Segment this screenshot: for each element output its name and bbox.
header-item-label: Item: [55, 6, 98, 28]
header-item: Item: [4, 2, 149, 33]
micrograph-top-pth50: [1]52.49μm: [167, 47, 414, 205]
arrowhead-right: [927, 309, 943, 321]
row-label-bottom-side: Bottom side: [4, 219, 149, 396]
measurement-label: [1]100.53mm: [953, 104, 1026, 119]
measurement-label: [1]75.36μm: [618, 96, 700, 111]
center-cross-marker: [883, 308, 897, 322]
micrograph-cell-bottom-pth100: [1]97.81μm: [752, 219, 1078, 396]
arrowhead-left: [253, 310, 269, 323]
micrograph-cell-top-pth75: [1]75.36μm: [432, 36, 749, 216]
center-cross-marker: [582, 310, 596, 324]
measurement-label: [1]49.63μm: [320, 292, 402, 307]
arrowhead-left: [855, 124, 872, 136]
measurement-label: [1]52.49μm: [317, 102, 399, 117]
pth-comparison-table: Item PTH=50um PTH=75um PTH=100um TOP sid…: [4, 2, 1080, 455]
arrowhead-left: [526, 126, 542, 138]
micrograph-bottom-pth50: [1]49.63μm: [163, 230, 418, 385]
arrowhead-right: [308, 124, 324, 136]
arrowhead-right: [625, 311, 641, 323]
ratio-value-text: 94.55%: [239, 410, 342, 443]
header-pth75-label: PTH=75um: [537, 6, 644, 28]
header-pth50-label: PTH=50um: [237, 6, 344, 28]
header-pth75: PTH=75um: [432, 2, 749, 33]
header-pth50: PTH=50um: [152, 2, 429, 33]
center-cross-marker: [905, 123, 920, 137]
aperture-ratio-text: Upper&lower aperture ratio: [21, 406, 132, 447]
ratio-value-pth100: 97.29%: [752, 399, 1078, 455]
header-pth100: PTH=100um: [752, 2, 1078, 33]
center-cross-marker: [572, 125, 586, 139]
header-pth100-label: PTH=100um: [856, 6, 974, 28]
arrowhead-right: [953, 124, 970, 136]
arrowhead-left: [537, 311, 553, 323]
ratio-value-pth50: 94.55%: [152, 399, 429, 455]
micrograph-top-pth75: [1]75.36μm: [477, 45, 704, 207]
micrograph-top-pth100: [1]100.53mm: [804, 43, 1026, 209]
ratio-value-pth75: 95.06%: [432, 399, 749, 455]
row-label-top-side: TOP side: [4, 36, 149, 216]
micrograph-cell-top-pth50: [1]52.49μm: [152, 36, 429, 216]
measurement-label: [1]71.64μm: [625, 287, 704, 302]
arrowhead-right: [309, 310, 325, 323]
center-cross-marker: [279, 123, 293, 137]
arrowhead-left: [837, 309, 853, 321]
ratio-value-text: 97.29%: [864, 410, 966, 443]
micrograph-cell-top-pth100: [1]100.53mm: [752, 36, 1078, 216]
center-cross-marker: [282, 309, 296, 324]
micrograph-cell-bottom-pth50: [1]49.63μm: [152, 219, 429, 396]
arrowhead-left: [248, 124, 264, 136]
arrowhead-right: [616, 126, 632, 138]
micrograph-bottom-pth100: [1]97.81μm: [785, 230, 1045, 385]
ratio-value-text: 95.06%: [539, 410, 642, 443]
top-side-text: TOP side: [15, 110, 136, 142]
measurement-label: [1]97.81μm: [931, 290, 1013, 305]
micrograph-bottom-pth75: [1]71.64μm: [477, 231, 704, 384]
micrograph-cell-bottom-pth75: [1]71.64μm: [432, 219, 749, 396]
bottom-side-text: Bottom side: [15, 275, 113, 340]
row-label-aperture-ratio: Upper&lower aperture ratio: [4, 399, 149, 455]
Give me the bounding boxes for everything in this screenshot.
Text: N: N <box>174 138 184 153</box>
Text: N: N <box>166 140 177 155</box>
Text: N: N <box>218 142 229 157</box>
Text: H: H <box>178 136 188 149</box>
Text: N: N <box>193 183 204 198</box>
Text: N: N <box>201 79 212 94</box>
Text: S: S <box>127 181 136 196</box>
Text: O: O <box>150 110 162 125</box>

_What the task requires_
Convert everything from the first of the rows above down to the one containing "row-label-bottom-side: Bottom side: [4, 219, 149, 396]" into a JSON list of strings, with one string per line and no blank lines.

_Answer to this problem_
[
  "Segment this screenshot: for each element output its name and bbox.",
  "header-item-label: Item: [55, 6, 98, 28]",
  "header-item: Item: [4, 2, 149, 33]",
  "micrograph-top-pth50: [1]52.49μm: [167, 47, 414, 205]",
  "arrowhead-right: [927, 309, 943, 321]",
  "row-label-bottom-side: Bottom side: [4, 219, 149, 396]"
]